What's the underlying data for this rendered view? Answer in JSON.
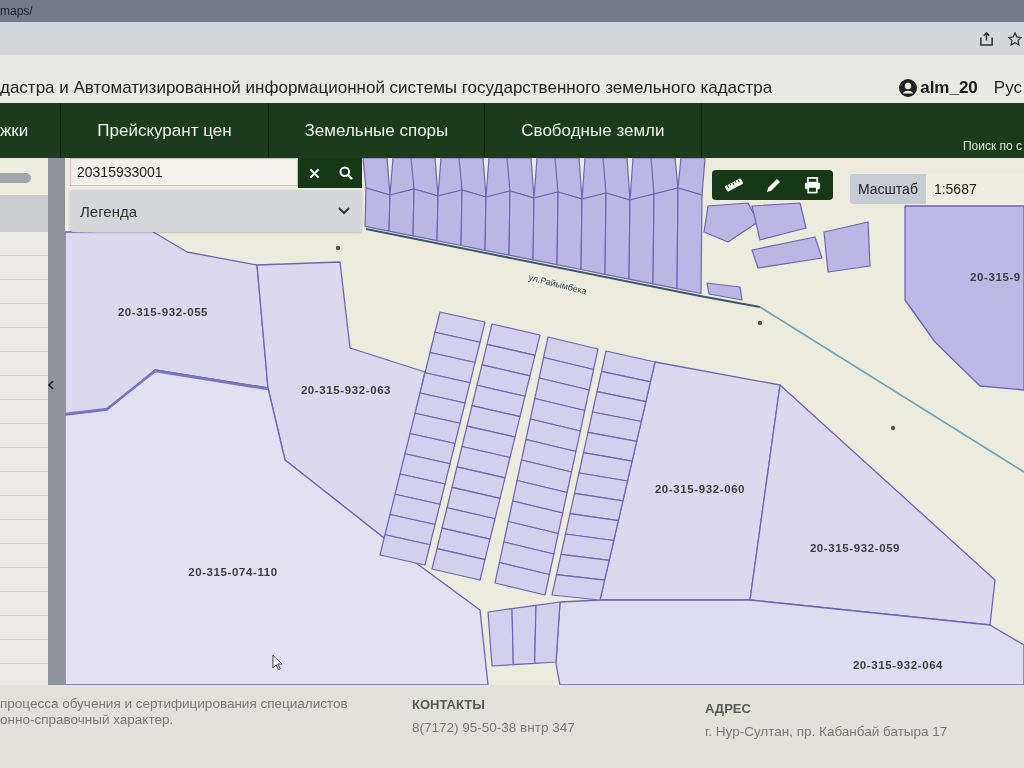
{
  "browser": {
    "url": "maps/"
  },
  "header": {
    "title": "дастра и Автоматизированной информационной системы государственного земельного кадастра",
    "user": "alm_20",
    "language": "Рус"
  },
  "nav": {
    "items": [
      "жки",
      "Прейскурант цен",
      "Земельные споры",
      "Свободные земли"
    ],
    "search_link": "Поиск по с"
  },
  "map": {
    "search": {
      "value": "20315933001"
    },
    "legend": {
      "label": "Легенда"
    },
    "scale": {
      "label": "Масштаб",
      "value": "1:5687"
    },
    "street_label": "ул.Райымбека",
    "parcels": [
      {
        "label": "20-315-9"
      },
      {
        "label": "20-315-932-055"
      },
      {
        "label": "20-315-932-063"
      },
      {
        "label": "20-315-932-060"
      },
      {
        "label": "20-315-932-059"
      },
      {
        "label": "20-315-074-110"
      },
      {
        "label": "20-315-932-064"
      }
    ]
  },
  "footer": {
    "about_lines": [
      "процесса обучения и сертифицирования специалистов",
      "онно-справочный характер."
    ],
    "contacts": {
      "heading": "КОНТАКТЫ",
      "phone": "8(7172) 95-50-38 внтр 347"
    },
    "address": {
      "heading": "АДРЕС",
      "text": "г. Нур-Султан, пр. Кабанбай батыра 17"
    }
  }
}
+++++
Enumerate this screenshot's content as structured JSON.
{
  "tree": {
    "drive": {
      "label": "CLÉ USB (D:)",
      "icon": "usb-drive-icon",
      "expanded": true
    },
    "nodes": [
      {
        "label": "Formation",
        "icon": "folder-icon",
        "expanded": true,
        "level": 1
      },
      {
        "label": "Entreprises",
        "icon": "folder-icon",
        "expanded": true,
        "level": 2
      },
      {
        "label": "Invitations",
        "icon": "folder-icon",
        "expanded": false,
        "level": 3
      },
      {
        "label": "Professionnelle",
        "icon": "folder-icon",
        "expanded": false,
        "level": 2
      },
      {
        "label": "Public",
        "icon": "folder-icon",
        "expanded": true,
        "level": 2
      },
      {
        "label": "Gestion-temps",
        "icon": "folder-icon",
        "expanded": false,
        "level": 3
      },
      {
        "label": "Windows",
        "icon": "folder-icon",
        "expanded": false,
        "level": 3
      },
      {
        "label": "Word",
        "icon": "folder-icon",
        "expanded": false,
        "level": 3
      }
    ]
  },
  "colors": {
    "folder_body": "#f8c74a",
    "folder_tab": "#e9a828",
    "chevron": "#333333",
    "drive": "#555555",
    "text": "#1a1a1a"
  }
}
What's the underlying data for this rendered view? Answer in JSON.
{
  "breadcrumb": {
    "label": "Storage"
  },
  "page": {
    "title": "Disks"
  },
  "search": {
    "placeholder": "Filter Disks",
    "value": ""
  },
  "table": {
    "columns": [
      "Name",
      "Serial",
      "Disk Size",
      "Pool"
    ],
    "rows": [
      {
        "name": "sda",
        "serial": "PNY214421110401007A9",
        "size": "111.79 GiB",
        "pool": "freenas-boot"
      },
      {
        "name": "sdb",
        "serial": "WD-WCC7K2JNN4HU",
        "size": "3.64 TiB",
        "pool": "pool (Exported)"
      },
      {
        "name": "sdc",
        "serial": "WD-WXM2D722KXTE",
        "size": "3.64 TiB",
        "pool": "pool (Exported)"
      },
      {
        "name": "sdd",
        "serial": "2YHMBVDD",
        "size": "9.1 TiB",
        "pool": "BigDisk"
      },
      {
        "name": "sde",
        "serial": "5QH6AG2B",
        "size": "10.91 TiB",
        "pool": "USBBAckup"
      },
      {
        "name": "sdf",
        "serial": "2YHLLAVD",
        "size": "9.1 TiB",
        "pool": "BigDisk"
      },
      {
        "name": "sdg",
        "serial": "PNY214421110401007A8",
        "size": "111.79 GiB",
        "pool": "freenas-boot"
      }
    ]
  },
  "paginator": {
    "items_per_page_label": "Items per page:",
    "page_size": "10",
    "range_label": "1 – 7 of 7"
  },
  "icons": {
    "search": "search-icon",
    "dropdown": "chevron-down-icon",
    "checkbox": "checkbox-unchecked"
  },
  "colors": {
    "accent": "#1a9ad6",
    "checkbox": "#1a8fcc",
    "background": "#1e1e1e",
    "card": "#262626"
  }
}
+++++
## Written exercise
Report the number of lines that include the string "text"; return nothing but the count.

## Solution
2